> _WHAT IS BEING ASKED_:
Your task is to repeat all of the data exactly while excluding the pictures.

> _DATASET ENTRIES_:
===

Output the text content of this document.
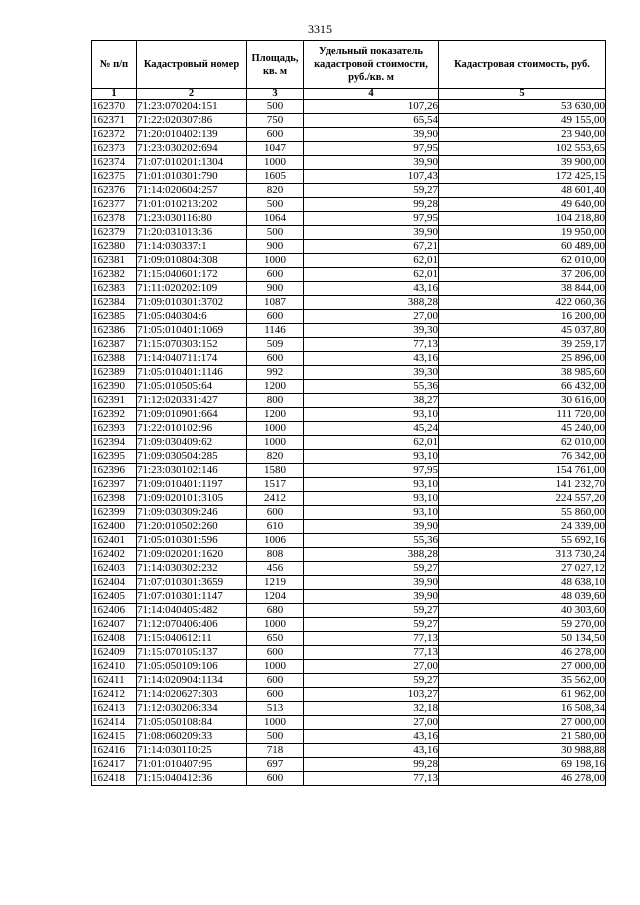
3315
№ п/п	Кадастровый номер	Площадь, кв. м	Удельный показатель кадастровой стоимости, руб./кв. м	Кадастровая стоимость, руб.
1	2	3	4	5
162370	71:23:070204:151	500	107,26	53 630,00
162371	71:22:020307:86	750	65,54	49 155,00
162372	71:20:010402:139	600	39,90	23 940,00
162373	71:23:030202:694	1047	97,95	102 553,65
162374	71:07:010201:1304	1000	39,90	39 900,00
162375	71:01:010301:790	1605	107,43	172 425,15
162376	71:14:020604:257	820	59,27	48 601,40
162377	71:01:010213:202	500	99,28	49 640,00
162378	71:23:030116:80	1064	97,95	104 218,80
162379	71:20:031013:36	500	39,90	19 950,00
162380	71:14:030337:1	900	67,21	60 489,00
162381	71:09:010804:308	1000	62,01	62 010,00
162382	71:15:040601:172	600	62,01	37 206,00
162383	71:11:020202:109	900	43,16	38 844,00
162384	71:09:010301:3702	1087	388,28	422 060,36
162385	71:05:040304:6	600	27,00	16 200,00
162386	71:05:010401:1069	1146	39,30	45 037,80
162387	71:15:070303:152	509	77,13	39 259,17
162388	71:14:040711:174	600	43,16	25 896,00
162389	71:05:010401:1146	992	39,30	38 985,60
162390	71:05:010505:64	1200	55,36	66 432,00
162391	71:12:020331:427	800	38,27	30 616,00
162392	71:09:010901:664	1200	93,10	111 720,00
162393	71:22:010102:96	1000	45,24	45 240,00
162394	71:09:030409:62	1000	62,01	62 010,00
162395	71:09:030504:285	820	93,10	76 342,00
162396	71:23:030102:146	1580	97,95	154 761,00
162397	71:09:010401:1197	1517	93,10	141 232,70
162398	71:09:020101:3105	2412	93,10	224 557,20
162399	71:09:030309:246	600	93,10	55 860,00
162400	71:20:010502:260	610	39,90	24 339,00
162401	71:05:010301:596	1006	55,36	55 692,16
162402	71:09:020201:1620	808	388,28	313 730,24
162403	71:14:030302:232	456	59,27	27 027,12
162404	71:07:010301:3659	1219	39,90	48 638,10
162405	71:07:010301:1147	1204	39,90	48 039,60
162406	71:14:040405:482	680	59,27	40 303,60
162407	71:12:070406:406	1000	59,27	59 270,00
162408	71:15:040612:11	650	77,13	50 134,50
162409	71:15:070105:137	600	77,13	46 278,00
162410	71:05:050109:106	1000	27,00	27 000,00
162411	71:14:020904:1134	600	59,27	35 562,00
162412	71:14:020627:303	600	103,27	61 962,00
162413	71:12:030206:334	513	32,18	16 508,34
162414	71:05:050108:84	1000	27,00	27 000,00
162415	71:08:060209:33	500	43,16	21 580,00
162416	71:14:030110:25	718	43,16	30 988,88
162417	71:01:010407:95	697	99,28	69 198,16
162418	71:15:040412:36	600	77,13	46 278,00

===

> _ANSWER TO THIS TASK_:
Output the text content of this document.
3315
№ п/п	Кадастровый номер	Площадь, кв. м	Удельный показатель кадастровой стоимости, руб./кв. м	Кадастровая стоимость, руб.
1	2	3	4	5
162370	71:23:070204:151	500	107,26	53 630,00
162371	71:22:020307:86	750	65,54	49 155,00
162372	71:20:010402:139	600	39,90	23 940,00
162373	71:23:030202:694	1047	97,95	102 553,65
162374	71:07:010201:1304	1000	39,90	39 900,00
162375	71:01:010301:790	1605	107,43	172 425,15
162376	71:14:020604:257	820	59,27	48 601,40
162377	71:01:010213:202	500	99,28	49 640,00
162378	71:23:030116:80	1064	97,95	104 218,80
162379	71:20:031013:36	500	39,90	19 950,00
162380	71:14:030337:1	900	67,21	60 489,00
162381	71:09:010804:308	1000	62,01	62 010,00
162382	71:15:040601:172	600	62,01	37 206,00
162383	71:11:020202:109	900	43,16	38 844,00
162384	71:09:010301:3702	1087	388,28	422 060,36
162385	71:05:040304:6	600	27,00	16 200,00
162386	71:05:010401:1069	1146	39,30	45 037,80
162387	71:15:070303:152	509	77,13	39 259,17
162388	71:14:040711:174	600	43,16	25 896,00
162389	71:05:010401:1146	992	39,30	38 985,60
162390	71:05:010505:64	1200	55,36	66 432,00
162391	71:12:020331:427	800	38,27	30 616,00
162392	71:09:010901:664	1200	93,10	111 720,00
162393	71:22:010102:96	1000	45,24	45 240,00
162394	71:09:030409:62	1000	62,01	62 010,00
162395	71:09:030504:285	820	93,10	76 342,00
162396	71:23:030102:146	1580	97,95	154 761,00
162397	71:09:010401:1197	1517	93,10	141 232,70
162398	71:09:020101:3105	2412	93,10	224 557,20
162399	71:09:030309:246	600	93,10	55 860,00
162400	71:20:010502:260	610	39,90	24 339,00
162401	71:05:010301:596	1006	55,36	55 692,16
162402	71:09:020201:1620	808	388,28	313 730,24
162403	71:14:030302:232	456	59,27	27 027,12
162404	71:07:010301:3659	1219	39,90	48 638,10
162405	71:07:010301:1147	1204	39,90	48 039,60
162406	71:14:040405:482	680	59,27	40 303,60
162407	71:12:070406:406	1000	59,27	59 270,00
162408	71:15:040612:11	650	77,13	50 134,50
162409	71:15:070105:137	600	77,13	46 278,00
162410	71:05:050109:106	1000	27,00	27 000,00
162411	71:14:020904:1134	600	59,27	35 562,00
162412	71:14:020627:303	600	103,27	61 962,00
162413	71:12:030206:334	513	32,18	16 508,34
162414	71:05:050108:84	1000	27,00	27 000,00
162415	71:08:060209:33	500	43,16	21 580,00
162416	71:14:030110:25	718	43,16	30 988,88
162417	71:01:010407:95	697	99,28	69 198,16
162418	71:15:040412:36	600	77,13	46 278,00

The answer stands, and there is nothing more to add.